### Things to do:
1. List every case that the judgment extract below cites with the marker "(supra)".
2. Write out the part of the judgment extract below that opens with the words containing "- [65]The Respondent" and closes with "and legal advice.", reproducing it word for word.

Segment Start: Document extract

There is a distinction between a person who chooses, for whatever reason, not to take action to enforce that person’s rights, and one who, because of a psychiatric condition or other mental infirmity, or indeed for any other reason, lacks the necessary initiative to take appropriate steps to pursue a claim, or for that matter has so little understanding of the way society functions as not to be able to obtain legal advice in order to pursue a claim for damages in respect of personal injuries. It would be unsurprising if the Limitation of Actions Act did not prevent late claims from being pursued by them or on their behalf; such people are in a situation which is close to that of a person against whom time does not run because of a disability in the form of unsoundness of mind, pursuant to s 29 of the Limitation of Actions Act 1974.”[127]
- [64]The applicant possessed sufficient information to enable her to easily and quickly ascertain the identity of the vehicle and its insurer. However, in adopting the approach of Keane JA (as he then was) in NF (supra) and applying the objective test to the applicant in light of her background his Honour concluded she had taken all reasonable steps as could be expected of her.
- [65]The Respondent argues that the case of Pilot (supra) is not applicable here. Irrespective of Mr Richard’s disadvantaged background, the Respondent submits that his persistent back pain, which was so significant as to affect his ability to work, should have made obvious to him the need to seek appropriate medical and legal advice much earlier than he did. The fact that Dr Sterling, Orthopaedic Surgeon, advised him on 4 October 2007 that the pain would abate over time, the Respondent argues, may not be relied upon given he recommended the Applicant’s condition be reassessed in three to six months’ time. When his condition did not improve, the Applicant should have sought further medical and legal advice.
- [66]In support of this contention the Respondent has put before the court several cases. In Baillie (supra), the applicant injured his back in a workplace incident. He saw a GP after the incident but there was no record of any reported back pain. In the meantime he continued to work. Some six months after the accident he visited a doctor and had a CT scan performed which revealed a minor disc bulge, although he was merely advised to look after his back. The applicant, not coping with the pain, finally quit his work approximately three years after the accident, and took up working for his parents who were more understanding of his injury. A relevant material fact he sought to rely upon was advice received from an orthopaedic surgeon roughly five years after the accident that his injury was significant and permanent.

Segment End: Document extract
Segment Start: Supplied data

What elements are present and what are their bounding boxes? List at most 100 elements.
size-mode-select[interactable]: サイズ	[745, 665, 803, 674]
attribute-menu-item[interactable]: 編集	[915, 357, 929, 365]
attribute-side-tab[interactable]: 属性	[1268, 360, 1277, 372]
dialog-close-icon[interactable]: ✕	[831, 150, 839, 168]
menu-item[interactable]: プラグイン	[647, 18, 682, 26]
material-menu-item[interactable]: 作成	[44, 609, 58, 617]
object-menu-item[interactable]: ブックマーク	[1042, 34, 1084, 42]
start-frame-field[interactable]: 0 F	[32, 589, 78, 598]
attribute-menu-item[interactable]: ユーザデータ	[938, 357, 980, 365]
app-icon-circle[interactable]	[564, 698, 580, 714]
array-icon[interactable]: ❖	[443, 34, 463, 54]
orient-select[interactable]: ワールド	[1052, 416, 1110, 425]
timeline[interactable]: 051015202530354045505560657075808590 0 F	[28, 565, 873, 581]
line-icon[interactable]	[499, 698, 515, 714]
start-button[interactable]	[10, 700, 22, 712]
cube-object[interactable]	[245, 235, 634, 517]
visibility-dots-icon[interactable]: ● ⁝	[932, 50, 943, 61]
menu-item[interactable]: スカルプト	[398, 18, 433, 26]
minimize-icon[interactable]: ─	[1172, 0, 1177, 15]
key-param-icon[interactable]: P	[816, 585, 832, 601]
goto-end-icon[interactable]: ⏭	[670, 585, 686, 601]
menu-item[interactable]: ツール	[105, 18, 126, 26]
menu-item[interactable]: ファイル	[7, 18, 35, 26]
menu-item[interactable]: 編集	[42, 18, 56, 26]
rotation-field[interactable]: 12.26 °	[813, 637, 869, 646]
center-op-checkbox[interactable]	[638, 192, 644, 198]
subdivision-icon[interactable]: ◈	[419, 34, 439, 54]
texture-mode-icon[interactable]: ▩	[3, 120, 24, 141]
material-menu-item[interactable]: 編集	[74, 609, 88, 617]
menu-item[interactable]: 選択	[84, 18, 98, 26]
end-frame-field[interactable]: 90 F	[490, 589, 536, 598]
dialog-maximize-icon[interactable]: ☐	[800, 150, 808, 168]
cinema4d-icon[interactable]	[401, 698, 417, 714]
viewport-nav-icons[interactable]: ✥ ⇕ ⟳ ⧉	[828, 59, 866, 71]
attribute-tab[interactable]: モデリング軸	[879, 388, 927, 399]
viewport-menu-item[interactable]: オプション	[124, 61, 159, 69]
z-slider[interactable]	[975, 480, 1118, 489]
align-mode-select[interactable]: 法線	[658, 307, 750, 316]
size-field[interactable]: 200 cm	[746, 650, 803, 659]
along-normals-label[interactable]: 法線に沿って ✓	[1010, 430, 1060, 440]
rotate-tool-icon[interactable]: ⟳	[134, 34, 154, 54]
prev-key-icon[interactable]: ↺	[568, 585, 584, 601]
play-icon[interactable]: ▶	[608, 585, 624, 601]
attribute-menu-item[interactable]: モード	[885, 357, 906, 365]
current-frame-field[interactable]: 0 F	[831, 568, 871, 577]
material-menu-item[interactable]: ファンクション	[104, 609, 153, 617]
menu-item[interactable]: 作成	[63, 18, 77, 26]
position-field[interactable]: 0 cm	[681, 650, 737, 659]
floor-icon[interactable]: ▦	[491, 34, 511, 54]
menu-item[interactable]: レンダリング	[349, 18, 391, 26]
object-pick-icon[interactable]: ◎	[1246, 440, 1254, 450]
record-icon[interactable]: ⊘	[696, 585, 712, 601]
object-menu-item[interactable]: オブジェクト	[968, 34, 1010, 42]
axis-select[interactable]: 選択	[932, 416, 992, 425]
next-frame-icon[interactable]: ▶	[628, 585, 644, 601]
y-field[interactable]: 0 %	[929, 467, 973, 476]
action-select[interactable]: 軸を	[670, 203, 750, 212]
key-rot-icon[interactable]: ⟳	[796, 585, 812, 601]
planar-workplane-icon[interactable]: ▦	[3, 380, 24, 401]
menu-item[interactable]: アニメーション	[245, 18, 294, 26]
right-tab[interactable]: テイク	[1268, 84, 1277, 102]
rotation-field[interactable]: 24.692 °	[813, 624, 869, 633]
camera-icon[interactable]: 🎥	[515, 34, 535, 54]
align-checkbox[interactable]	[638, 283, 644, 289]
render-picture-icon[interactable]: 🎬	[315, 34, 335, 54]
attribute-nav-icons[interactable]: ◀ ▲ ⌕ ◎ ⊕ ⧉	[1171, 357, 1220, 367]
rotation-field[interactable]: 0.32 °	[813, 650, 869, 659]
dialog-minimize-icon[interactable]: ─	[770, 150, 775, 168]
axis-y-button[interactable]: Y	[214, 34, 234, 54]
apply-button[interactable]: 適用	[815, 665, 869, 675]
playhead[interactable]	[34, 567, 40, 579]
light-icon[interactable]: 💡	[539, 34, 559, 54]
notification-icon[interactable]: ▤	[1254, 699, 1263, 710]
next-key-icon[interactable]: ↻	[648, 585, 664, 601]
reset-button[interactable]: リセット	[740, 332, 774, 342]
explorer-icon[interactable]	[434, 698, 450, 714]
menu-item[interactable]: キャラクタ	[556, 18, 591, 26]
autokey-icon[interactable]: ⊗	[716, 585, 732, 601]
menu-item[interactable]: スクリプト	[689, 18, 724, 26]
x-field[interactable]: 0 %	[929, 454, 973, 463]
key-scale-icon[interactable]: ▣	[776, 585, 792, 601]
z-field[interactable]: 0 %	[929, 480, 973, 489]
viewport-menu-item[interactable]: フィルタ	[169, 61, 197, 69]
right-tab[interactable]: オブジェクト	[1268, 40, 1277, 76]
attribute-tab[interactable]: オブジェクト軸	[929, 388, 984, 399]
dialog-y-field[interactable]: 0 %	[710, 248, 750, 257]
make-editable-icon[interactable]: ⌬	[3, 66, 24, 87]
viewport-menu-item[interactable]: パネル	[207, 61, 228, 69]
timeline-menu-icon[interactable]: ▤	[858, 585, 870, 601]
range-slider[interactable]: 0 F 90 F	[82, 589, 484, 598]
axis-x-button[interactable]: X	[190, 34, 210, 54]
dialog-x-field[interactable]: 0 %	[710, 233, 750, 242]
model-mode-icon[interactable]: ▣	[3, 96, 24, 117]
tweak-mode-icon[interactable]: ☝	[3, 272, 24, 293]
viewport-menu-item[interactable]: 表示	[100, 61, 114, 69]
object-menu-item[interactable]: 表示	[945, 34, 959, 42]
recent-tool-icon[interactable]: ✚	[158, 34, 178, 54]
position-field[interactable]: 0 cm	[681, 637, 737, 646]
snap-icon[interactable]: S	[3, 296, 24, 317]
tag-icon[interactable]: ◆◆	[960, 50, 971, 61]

Segment End: Supplied data

### Results:
1.
- NF
- Pilot
- Baillie

2.
- [65]The Respondent argues that the case of Pilot (supra) is not applicable here. Irrespective of Mr Richard’s disadvantaged background, the Respondent submits that his persistent back pain, which was so significant as to affect his ability to work, should have made obvious to him the need to seek appropriate medical and legal advice much earlier than he did. The fact that Dr Sterling, Orthopaedic Surgeon, advised him on 4 October 2007 that the pain would abate over time, the Respondent argues, may not be relied upon given he recommended the Applicant’s condition be reassessed in three to six months’ time. When his condition did not improve, the Applicant should have sought further medical and legal advice.